··· EXTRACT PROVIDED

What is the "Hole196" vulnerability?
"Hole196" is a vulnerability in the WPA2 security protocol exposing WPA2-secured Wi-Fi networks to insider attacks. AirTight Networks uncovered a weakness in the WPA2 protocol, which was documented but buried on the last line on page 196 of the 1232-page IEEE 802.11 Standard (Revision, 2007). Thus, the moniker "Hole196".
Central to this vulnerability is the group temporal key (GTK) that is shared among all authorized clients in a WPA2 network. In the standard behavior, only an AP is supposed to transmit group-addressed data traffic encrypted using the GTK and clients are supposed to decrypt that traffic using the GTK. However, nothing in the standard stops a malicious authorized client from injecting spoofed GTK-encrypted packets! Exploiting the vulnerability, an insider (authorized user) can sniff and decrypt data from other authorized users as well as scan their Wi-Fi devices for vulnerabilities, install malware and possibly compromise those devices.
In short, this vulnerability means that inter-user data privacy among authorized users is inherently absent over the air in a WPA2-secured network.
Can this vulnerability be exploited only by insiders, or can an outsider also hack into a WPA2 network using Hole196?
To exploit Hole196, a malicious user needs to know the group key (GTK) shared by the authorized users in that Wi-Fi network. So only an insider (authorized user) of a WPA2 network, having access to the GTK can exploit this vulnerability.
If Hole196 can be exploited only by insiders, should we really worry about it?

······
··· RECORDED DATA

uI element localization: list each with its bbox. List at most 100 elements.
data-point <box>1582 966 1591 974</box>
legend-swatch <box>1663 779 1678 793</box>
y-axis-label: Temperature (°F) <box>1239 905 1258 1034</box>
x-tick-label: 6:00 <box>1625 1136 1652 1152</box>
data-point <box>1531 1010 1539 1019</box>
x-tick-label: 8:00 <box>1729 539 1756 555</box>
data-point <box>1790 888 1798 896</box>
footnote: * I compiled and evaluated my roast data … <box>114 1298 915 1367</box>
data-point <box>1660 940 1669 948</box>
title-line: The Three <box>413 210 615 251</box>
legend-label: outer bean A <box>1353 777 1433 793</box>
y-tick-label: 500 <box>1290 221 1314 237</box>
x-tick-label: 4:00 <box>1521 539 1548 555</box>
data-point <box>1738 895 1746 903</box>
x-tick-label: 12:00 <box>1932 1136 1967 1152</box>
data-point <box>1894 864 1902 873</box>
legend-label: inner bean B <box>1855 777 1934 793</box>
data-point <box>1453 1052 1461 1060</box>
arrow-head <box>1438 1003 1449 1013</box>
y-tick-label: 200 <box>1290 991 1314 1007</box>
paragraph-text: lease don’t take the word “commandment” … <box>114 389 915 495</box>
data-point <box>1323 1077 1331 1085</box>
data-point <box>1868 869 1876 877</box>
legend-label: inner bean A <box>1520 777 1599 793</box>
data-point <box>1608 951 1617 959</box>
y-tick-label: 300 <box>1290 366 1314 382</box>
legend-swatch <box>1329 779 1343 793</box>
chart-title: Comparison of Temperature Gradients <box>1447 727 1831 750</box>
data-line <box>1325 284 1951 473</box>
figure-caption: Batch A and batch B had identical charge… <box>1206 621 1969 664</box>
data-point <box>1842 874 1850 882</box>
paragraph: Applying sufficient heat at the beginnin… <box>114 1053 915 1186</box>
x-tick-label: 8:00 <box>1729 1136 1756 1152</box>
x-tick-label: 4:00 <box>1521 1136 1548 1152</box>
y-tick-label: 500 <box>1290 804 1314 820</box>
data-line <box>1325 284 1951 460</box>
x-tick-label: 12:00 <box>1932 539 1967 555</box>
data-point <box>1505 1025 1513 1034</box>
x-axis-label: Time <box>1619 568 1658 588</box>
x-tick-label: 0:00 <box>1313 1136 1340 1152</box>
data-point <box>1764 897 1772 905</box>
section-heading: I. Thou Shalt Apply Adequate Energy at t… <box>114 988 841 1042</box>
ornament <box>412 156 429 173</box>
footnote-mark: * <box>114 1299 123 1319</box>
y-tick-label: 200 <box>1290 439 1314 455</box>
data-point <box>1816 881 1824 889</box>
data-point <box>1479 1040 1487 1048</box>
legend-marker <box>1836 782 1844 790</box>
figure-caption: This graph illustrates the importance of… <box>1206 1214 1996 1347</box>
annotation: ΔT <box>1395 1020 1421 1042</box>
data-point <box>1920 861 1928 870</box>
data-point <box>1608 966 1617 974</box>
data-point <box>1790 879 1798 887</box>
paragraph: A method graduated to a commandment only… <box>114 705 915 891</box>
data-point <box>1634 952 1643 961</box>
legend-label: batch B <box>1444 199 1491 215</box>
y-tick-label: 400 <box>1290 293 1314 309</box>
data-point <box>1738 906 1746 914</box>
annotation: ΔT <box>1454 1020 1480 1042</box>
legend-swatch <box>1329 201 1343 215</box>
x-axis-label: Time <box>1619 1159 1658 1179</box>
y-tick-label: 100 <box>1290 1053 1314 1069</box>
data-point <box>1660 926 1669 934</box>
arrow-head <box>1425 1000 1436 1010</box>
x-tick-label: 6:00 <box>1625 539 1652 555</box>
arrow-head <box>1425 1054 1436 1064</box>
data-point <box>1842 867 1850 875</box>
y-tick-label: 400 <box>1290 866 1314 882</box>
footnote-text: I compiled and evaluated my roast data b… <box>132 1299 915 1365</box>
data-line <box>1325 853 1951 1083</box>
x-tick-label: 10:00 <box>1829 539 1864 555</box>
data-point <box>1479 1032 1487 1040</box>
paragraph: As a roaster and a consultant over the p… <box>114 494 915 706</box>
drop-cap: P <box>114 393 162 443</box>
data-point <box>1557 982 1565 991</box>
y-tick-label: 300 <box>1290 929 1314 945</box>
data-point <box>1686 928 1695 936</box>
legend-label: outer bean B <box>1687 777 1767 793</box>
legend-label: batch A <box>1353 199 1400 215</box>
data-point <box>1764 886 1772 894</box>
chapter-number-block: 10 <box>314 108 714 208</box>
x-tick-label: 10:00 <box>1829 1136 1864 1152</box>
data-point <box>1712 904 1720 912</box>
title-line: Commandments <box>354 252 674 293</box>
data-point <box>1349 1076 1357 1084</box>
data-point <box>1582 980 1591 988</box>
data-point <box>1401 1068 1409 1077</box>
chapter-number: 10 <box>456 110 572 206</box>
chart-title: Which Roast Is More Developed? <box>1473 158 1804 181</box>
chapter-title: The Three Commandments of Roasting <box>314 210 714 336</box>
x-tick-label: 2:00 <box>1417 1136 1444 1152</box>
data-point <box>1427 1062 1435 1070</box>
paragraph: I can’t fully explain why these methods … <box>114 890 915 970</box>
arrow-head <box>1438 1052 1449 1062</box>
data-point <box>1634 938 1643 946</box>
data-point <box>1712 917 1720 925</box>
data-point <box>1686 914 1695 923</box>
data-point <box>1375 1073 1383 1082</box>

······

[DIRECTIONS FOR THIS TASK]: Reproduce the passage from the text on the Hole196 vulnerability, starting with "Can this vulnerability" and going on through "exploit this vulnerability.".

[SOLUTION FOR THIS TASK]:
Can this vulnerability be exploited only by insiders, or can an outsider also hack into a WPA2 network using Hole196?
To exploit Hole196, a malicious user needs to know the group key (GTK) shared by the authorized users in that Wi-Fi network. So only an insider (authorized user) of a WPA2 network, having access to the GTK can exploit this vulnerability.